Pick out each line in these entries that contains the string "rectangle".

>> Begin Data supplied

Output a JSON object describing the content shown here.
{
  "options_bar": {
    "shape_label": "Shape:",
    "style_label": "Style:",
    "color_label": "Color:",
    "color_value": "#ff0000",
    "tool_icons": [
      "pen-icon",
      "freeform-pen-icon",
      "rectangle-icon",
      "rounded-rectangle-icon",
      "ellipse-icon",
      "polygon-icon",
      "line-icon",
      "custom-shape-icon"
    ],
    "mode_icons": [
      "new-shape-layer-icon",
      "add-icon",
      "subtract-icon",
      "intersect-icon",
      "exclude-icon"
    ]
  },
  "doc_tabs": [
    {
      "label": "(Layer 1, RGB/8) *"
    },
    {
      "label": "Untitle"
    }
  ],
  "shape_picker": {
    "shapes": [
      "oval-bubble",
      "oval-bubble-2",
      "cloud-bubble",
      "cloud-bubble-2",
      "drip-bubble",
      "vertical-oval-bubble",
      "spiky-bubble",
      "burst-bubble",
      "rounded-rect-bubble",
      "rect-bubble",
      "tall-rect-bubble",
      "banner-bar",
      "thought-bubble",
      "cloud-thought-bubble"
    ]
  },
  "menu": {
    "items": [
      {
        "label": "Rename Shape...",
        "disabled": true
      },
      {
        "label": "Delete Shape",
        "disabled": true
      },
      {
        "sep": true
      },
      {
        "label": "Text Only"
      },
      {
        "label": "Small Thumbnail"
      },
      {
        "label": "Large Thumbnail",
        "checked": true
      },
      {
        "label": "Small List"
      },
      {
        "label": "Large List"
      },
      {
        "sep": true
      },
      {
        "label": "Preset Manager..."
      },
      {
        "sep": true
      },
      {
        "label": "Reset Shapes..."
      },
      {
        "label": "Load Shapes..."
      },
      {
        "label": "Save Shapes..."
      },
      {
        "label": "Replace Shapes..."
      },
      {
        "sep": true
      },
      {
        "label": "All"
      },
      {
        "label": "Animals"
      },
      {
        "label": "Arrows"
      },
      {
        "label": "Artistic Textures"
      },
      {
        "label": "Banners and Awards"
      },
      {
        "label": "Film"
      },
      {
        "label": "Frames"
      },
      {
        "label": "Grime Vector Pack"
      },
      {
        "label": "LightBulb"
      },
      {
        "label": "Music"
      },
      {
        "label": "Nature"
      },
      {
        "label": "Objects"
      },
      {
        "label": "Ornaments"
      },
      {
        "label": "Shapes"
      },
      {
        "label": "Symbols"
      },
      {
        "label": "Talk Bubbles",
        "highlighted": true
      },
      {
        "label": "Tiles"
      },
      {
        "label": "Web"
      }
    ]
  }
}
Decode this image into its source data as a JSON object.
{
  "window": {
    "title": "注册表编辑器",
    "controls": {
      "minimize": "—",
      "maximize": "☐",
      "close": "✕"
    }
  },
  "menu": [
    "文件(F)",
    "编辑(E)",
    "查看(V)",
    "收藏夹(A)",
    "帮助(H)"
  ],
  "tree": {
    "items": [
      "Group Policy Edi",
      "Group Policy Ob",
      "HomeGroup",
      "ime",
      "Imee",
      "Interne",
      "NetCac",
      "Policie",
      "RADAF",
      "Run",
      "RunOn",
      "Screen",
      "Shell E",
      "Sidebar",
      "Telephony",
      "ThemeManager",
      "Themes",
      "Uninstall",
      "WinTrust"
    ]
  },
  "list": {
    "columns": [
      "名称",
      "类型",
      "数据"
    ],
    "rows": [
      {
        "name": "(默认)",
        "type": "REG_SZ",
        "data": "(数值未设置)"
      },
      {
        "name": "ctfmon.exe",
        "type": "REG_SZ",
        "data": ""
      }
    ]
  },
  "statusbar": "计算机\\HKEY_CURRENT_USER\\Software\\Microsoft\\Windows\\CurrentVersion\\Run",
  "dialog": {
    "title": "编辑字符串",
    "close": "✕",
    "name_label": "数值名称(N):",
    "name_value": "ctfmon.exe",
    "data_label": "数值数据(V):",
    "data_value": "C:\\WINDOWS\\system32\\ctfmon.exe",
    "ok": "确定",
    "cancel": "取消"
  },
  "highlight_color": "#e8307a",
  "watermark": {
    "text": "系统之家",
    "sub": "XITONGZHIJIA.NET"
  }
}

>> End Data supplied

▶ [Correct answer]
      "rectangle-icon",
      "rounded-rectangle-icon",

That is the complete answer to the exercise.